(Stored items)
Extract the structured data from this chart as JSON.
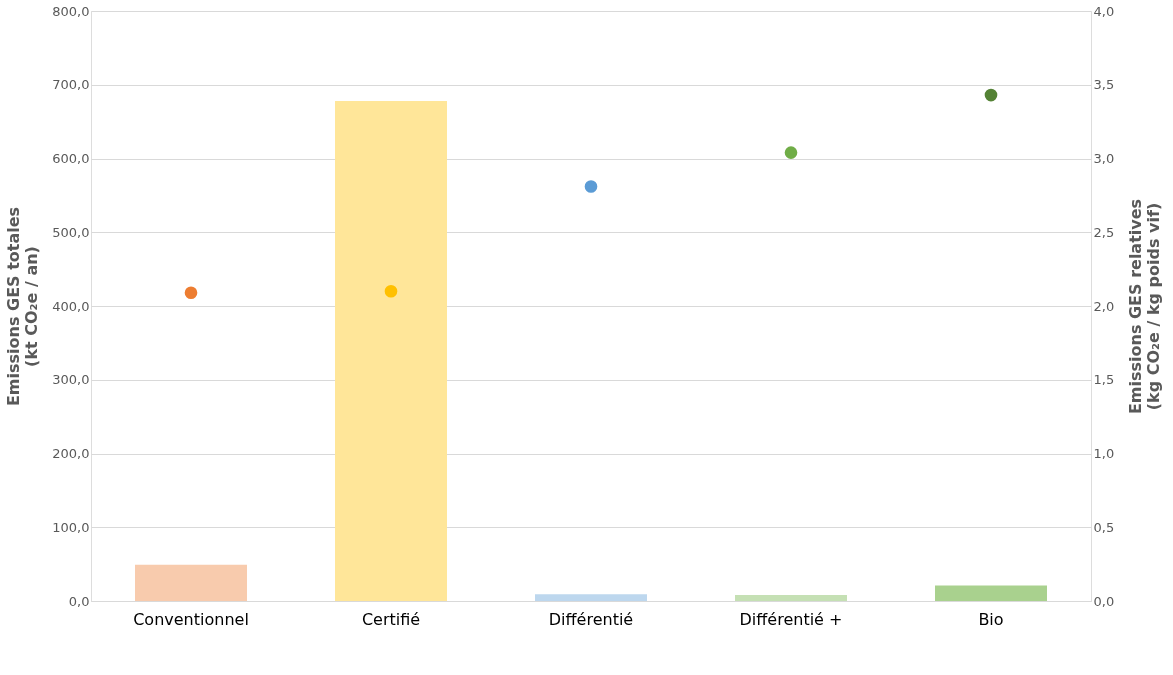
{
  "chart_data": {
    "type": "bar",
    "categories": [
      "Conventionnel",
      "Certifié",
      "Différentié",
      "Différentié +",
      "Bio"
    ],
    "ylabel": "Emissions GES totales\n(kt CO₂e / an)",
    "y2label": "Emissions GES relatives\n(kg CO₂e / kg poids vif)",
    "series": [
      {
        "colors": [
          "#f8cbad",
          "#ffe699",
          "#bdd7ee",
          "#c5e0b4",
          "#a9d18e"
        ],
        "values": [
          49,
          678,
          9,
          8,
          21
        ]
      },
      {
        "type": "scatter",
        "axis": "y2",
        "colors": [
          "#ed7d31",
          "#ffc000",
          "#5b9bd5",
          "#70ad47",
          "#548235"
        ],
        "values": [
          2.09,
          2.1,
          2.81,
          3.04,
          3.43
        ]
      }
    ],
    "ylim": [
      0,
      800
    ],
    "yticks": [
      {
        "value": 0,
        "label": "0,0"
      },
      {
        "value": 100,
        "label": "100,0"
      },
      {
        "value": 200,
        "label": "200,0"
      },
      {
        "value": 300,
        "label": "300,0"
      },
      {
        "value": 400,
        "label": "400,0"
      },
      {
        "value": 500,
        "label": "500,0"
      },
      {
        "value": 600,
        "label": "600,0"
      },
      {
        "value": 700,
        "label": "700,0"
      },
      {
        "value": 800,
        "label": "800,0"
      }
    ],
    "y2lim": [
      0,
      4
    ],
    "y2ticks": [
      {
        "value": 0,
        "label": "0,0"
      },
      {
        "value": 0.5,
        "label": "0,5"
      },
      {
        "value": 1,
        "label": "1,0"
      },
      {
        "value": 1.5,
        "label": "1,5"
      },
      {
        "value": 2,
        "label": "2,0"
      },
      {
        "value": 2.5,
        "label": "2,5"
      },
      {
        "value": 3,
        "label": "3,0"
      },
      {
        "value": 3.5,
        "label": "3,5"
      },
      {
        "value": 4,
        "label": "4,0"
      }
    ],
    "grid": "y",
    "marker": "circle"
  }
}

What is needed
Reproduce each entry precisely, dropping only the pictures.

Output
Extract the structured data from this chart as JSON.
{
  "chart_data": {
    "type": "bar",
    "categories": [
      "Conventionnel",
      "Certifié",
      "Différentié",
      "Différentié +",
      "Bio"
    ],
    "ylabel": "Emissions GES totales\n(kt CO₂e / an)",
    "y2label": "Emissions GES relatives\n(kg CO₂e / kg poids vif)",
    "series": [
      {
        "colors": [
          "#f8cbad",
          "#ffe699",
          "#bdd7ee",
          "#c5e0b4",
          "#a9d18e"
        ],
        "values": [
          49,
          678,
          9,
          8,
          21
        ]
      },
      {
        "type": "scatter",
        "axis": "y2",
        "colors": [
          "#ed7d31",
          "#ffc000",
          "#5b9bd5",
          "#70ad47",
          "#548235"
        ],
        "values": [
          2.09,
          2.1,
          2.81,
          3.04,
          3.43
        ]
      }
    ],
    "ylim": [
      0,
      800
    ],
    "yticks": [
      {
        "value": 0,
        "label": "0,0"
      },
      {
        "value": 100,
        "label": "100,0"
      },
      {
        "value": 200,
        "label": "200,0"
      },
      {
        "value": 300,
        "label": "300,0"
      },
      {
        "value": 400,
        "label": "400,0"
      },
      {
        "value": 500,
        "label": "500,0"
      },
      {
        "value": 600,
        "label": "600,0"
      },
      {
        "value": 700,
        "label": "700,0"
      },
      {
        "value": 800,
        "label": "800,0"
      }
    ],
    "y2lim": [
      0,
      4
    ],
    "y2ticks": [
      {
        "value": 0,
        "label": "0,0"
      },
      {
        "value": 0.5,
        "label": "0,5"
      },
      {
        "value": 1,
        "label": "1,0"
      },
      {
        "value": 1.5,
        "label": "1,5"
      },
      {
        "value": 2,
        "label": "2,0"
      },
      {
        "value": 2.5,
        "label": "2,5"
      },
      {
        "value": 3,
        "label": "3,0"
      },
      {
        "value": 3.5,
        "label": "3,5"
      },
      {
        "value": 4,
        "label": "4,0"
      }
    ],
    "grid": "y",
    "marker": "circle"
  }
}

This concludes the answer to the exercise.